▸ **GOAL**
Put everything from the line containing "Patent image size: (828, 1147)." down to the line containing "The positive terminal 21 is at (226, 301)." into a two-column CSV with the header description,locations. Give one row per entry, with its text and its answer each in a single quoted field and line breaks replaced by spaces.

(Collected data)
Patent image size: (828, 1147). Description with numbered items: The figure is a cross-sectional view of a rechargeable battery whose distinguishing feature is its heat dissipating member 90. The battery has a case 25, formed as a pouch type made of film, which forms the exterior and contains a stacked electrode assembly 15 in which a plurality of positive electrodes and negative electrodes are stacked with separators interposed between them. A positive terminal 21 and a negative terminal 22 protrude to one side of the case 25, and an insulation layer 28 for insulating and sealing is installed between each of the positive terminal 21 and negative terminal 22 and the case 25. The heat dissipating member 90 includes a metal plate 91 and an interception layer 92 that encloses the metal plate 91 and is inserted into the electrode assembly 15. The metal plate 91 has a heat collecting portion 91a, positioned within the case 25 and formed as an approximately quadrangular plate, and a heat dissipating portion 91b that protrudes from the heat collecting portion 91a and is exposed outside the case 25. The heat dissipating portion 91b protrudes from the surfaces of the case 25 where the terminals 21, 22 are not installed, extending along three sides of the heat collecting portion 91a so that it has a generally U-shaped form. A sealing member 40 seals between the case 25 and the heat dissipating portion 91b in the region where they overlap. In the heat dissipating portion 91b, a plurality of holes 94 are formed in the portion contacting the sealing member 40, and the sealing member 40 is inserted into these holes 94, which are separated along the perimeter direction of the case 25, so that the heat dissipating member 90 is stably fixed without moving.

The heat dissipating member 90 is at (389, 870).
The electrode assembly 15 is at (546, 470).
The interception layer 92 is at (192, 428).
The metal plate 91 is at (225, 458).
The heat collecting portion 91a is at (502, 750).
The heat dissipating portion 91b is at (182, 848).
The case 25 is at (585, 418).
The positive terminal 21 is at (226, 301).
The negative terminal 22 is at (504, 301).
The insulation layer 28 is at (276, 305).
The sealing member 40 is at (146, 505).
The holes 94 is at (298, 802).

...

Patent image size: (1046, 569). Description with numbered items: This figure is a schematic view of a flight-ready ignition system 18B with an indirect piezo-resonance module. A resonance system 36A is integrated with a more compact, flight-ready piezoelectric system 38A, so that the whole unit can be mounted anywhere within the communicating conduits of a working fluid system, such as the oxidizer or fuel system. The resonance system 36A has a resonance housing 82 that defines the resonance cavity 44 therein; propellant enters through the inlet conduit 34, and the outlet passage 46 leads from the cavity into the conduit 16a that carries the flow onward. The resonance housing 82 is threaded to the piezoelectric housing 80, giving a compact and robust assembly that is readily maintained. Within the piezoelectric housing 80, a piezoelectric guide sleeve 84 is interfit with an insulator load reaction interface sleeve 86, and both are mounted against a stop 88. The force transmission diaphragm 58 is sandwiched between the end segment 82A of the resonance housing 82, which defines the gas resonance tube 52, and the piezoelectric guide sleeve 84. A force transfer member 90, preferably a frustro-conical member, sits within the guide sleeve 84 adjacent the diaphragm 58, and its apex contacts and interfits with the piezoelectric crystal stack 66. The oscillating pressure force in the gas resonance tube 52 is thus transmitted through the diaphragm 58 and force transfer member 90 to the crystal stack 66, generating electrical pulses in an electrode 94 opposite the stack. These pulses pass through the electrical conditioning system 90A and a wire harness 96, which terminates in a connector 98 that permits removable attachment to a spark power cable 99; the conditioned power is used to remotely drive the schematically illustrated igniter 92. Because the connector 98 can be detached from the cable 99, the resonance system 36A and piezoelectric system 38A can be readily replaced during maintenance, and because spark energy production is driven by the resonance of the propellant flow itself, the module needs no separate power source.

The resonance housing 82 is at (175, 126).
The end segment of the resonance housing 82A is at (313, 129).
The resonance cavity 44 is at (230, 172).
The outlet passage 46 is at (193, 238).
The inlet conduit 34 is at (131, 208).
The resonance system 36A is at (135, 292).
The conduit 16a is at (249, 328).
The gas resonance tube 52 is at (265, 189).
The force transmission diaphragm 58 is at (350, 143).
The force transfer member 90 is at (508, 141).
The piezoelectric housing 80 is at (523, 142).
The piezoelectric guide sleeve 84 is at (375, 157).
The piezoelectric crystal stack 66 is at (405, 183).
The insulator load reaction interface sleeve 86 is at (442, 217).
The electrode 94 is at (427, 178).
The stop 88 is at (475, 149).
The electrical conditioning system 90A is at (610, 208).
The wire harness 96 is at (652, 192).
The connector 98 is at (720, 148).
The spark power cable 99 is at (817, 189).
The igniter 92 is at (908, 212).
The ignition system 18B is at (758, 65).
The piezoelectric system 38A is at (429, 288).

▸ **CORRECT ANSWER**
description,locations
"Patent image size: (828, 1147). Description with numbered items: The figure is a cross-sectional view of a rechargeable battery whose distinguishing feature is its heat dissipating member 90. The battery has a case 25, formed as a pouch type made of film, which forms the exterior and contains a stacked electrode assembly 15 in which a plurality of positive electrodes and negative electrodes are stacked with separators interposed between them. A positive terminal 21 and a negative terminal 22 protrude to one side of the case 25, and an insulation layer 28 for insulating and sealing is installed between each of the positive terminal 21 and negative terminal 22 and the case 25. The heat dissipating member 90 includes a metal plate 91 and an interception layer 92 that encloses the metal plate 91 and is inserted into the electrode assembly 15. The metal plate 91 has a heat collecting portion 91a, positioned within the case 25 and formed as an approximately quadrangular plate, and a heat dissipating portion 91b that protrudes from the heat collecting portion 91a and is exposed outside the case 25. The heat dissipating portion 91b protrudes from the surfaces of the case 25 where the terminals 21, 22 are not installed, extending along three sides of the heat collecting portion 91a so that it has a generally U-shaped form. A sealing member 40 seals between the case 25 and the heat dissipating portion 91b in the region where they overlap. In the heat dissipating portion 91b, a plurality of holes 94 are formed in the portion contacting the sealing member 40, and the sealing member 40 is inserted into these holes 94, which are separated along the perimeter direction of the case 25, so that the heat dissipating member 90 is stably fixed without moving.","The heat dissipating member 90 is at (389, 870). The electrode assembly 15 is at (546, 470). The interception layer 92 is at (192, 428). The metal plate 91 is at (225, 458). The heat collecting portion 91a is at (502, 750). The heat dissipating portion 91b is at (182, 848). The case 25 is at (585, 418). The positive terminal 21 is at (226, 301)."